• Aim:
Leave the pictures out, and retype all of the material exactly as written.

• Source material:
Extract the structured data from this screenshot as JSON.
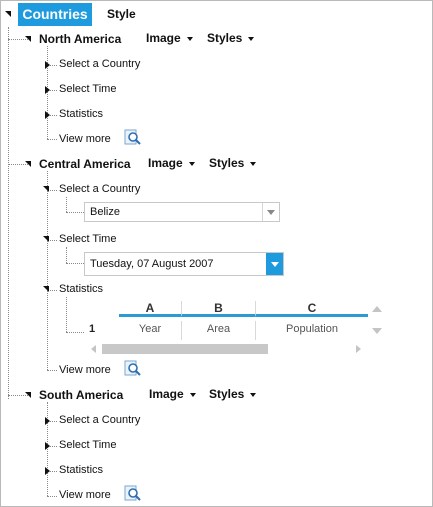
{
  "tabs": [
    {
      "label": "Countries",
      "active": true
    },
    {
      "label": "Style",
      "active": false
    }
  ],
  "regions": [
    {
      "name": "North America",
      "menus": [
        "Image",
        "Styles"
      ],
      "items": [
        "Select a Country",
        "Select Time",
        "Statistics"
      ],
      "view_more": "View more"
    },
    {
      "name": "Central America",
      "menus": [
        "Image",
        "Styles"
      ],
      "items": [
        "Select a Country",
        "Select Time",
        "Statistics"
      ],
      "view_more": "View more",
      "country_value": "Belize",
      "date_value": "Tuesday, 07 August 2007",
      "grid": {
        "columns": [
          "A",
          "B",
          "C"
        ],
        "row_number": "1",
        "row": [
          "Year",
          "Area",
          "Population"
        ]
      }
    },
    {
      "name": "South America",
      "menus": [
        "Image",
        "Styles"
      ],
      "items": [
        "Select a Country",
        "Select Time",
        "Statistics"
      ],
      "view_more": "View more"
    }
  ],
  "colors": {
    "accent": "#1e9bde",
    "grid_header_rule": "#2b9bd8"
  },
  "icons": {
    "expanded": "triangle-down-icon",
    "collapsed": "triangle-right-icon",
    "view_more": "magnifier-icon"
  }
}
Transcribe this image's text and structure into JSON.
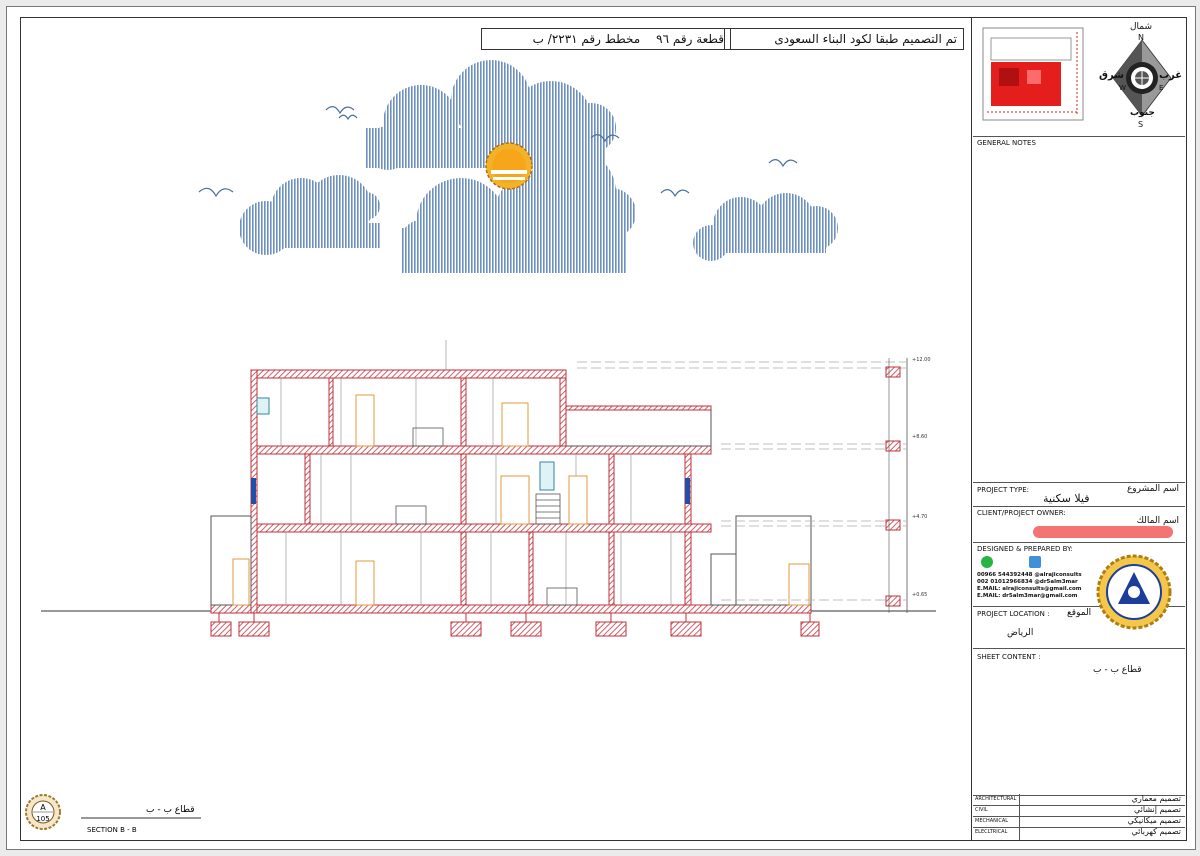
{
  "title_block": {
    "code_note": "تم التصميم طبقا لكود البناء السعودى",
    "plot_label": "قطعة رقم ٩٦",
    "scheme_label": "مخطط رقم ٢٢٣١/ ب"
  },
  "drawing": {
    "caption_ar": "قطاع ب - ب",
    "caption_en": "SECTION B - B",
    "sheet_no": "105",
    "sheet_prefix": "A",
    "levels": [
      "+12.00",
      "+8.60",
      "+4.70",
      "+0.65"
    ]
  },
  "compass": {
    "north_ar": "شمال",
    "south_ar": "جنوب",
    "east_ar": "شرق",
    "west_ar": "غرب",
    "n": "N",
    "s": "S",
    "e": "E",
    "w": "W"
  },
  "panel": {
    "general_notes": "GENERAL NOTES",
    "project_type_label": "PROJECT TYPE:",
    "project_type_label_ar": "اسم المشروع",
    "project_type_value": "فيلا سكنية",
    "owner_label": "CLIENT/PROJECT OWNER:",
    "owner_label_ar": "اسم المالك",
    "designed_label": "DESIGNED & PREPARED BY:",
    "contact_lines": [
      "00966 544392448   @alrajiconsults",
      "002 01012966834   @dr5alm3mar",
      "E.MAIL:  alrajiconsults@gmail.com",
      "E.MAIL:  dr5alm3mar@gmail.com"
    ],
    "location_label": "PROJECT LOCATION :",
    "location_label_ar": "الموقع",
    "location_value": "الرياض",
    "sheet_content_label": "SHEET CONTENT :",
    "sheet_content_value": "قطاع ب - ب",
    "disciplines": [
      {
        "en": "ARCHITECTURAL",
        "ar": "تصميم معماري"
      },
      {
        "en": "CIVIL",
        "ar": "تصميم إنشائي"
      },
      {
        "en": "MECHANICAL",
        "ar": "تصميم ميكانيكي"
      },
      {
        "en": "ELECLTRICAL",
        "ar": "تصميم كهربائي"
      }
    ]
  }
}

• Task output:
Extract the structured data from this screenshot as JSON.
{
  "tabs": [
    {
      "label": "Countries",
      "active": true
    },
    {
      "label": "Style",
      "active": false
    }
  ],
  "regions": [
    {
      "name": "North America",
      "menus": [
        "Image",
        "Styles"
      ],
      "items": [
        "Select a Country",
        "Select Time",
        "Statistics"
      ],
      "view_more": "View more"
    },
    {
      "name": "Central America",
      "menus": [
        "Image",
        "Styles"
      ],
      "items": [
        "Select a Country",
        "Select Time",
        "Statistics"
      ],
      "view_more": "View more",
      "country_value": "Belize",
      "date_value": "Tuesday, 07 August 2007",
      "grid": {
        "columns": [
          "A",
          "B",
          "C"
        ],
        "row_number": "1",
        "row": [
          "Year",
          "Area",
          "Population"
        ]
      }
    },
    {
      "name": "South America",
      "menus": [
        "Image",
        "Styles"
      ],
      "items": [
        "Select a Country",
        "Select Time",
        "Statistics"
      ],
      "view_more": "View more"
    }
  ],
  "colors": {
    "accent": "#1e9bde",
    "grid_header_rule": "#2b9bd8"
  },
  "icons": {
    "expanded": "triangle-down-icon",
    "collapsed": "triangle-right-icon",
    "view_more": "magnifier-icon"
  }
}
Transcribe this image's text and structure into JSON.
{
  "title_block": {
    "code_note": "تم التصميم طبقا لكود البناء السعودى",
    "plot_label": "قطعة رقم ٩٦",
    "scheme_label": "مخطط رقم ٢٢٣١/ ب"
  },
  "drawing": {
    "caption_ar": "قطاع ب - ب",
    "caption_en": "SECTION B - B",
    "sheet_no": "105",
    "sheet_prefix": "A",
    "levels": [
      "+12.00",
      "+8.60",
      "+4.70",
      "+0.65"
    ]
  },
  "compass": {
    "north_ar": "شمال",
    "south_ar": "جنوب",
    "east_ar": "شرق",
    "west_ar": "غرب",
    "n": "N",
    "s": "S",
    "e": "E",
    "w": "W"
  },
  "panel": {
    "general_notes": "GENERAL NOTES",
    "project_type_label": "PROJECT TYPE:",
    "project_type_label_ar": "اسم المشروع",
    "project_type_value": "فيلا سكنية",
    "owner_label": "CLIENT/PROJECT OWNER:",
    "owner_label_ar": "اسم المالك",
    "designed_label": "DESIGNED & PREPARED BY:",
    "contact_lines": [
      "00966 544392448   @alrajiconsults",
      "002 01012966834   @dr5alm3mar",
      "E.MAIL:  alrajiconsults@gmail.com",
      "E.MAIL:  dr5alm3mar@gmail.com"
    ],
    "location_label": "PROJECT LOCATION :",
    "location_label_ar": "الموقع",
    "location_value": "الرياض",
    "sheet_content_label": "SHEET CONTENT :",
    "sheet_content_value": "قطاع ب - ب",
    "disciplines": [
      {
        "en": "ARCHITECTURAL",
        "ar": "تصميم معماري"
      },
      {
        "en": "CIVIL",
        "ar": "تصميم إنشائي"
      },
      {
        "en": "MECHANICAL",
        "ar": "تصميم ميكانيكي"
      },
      {
        "en": "ELECLTRICAL",
        "ar": "تصميم كهربائي"
      }
    ]
  }
}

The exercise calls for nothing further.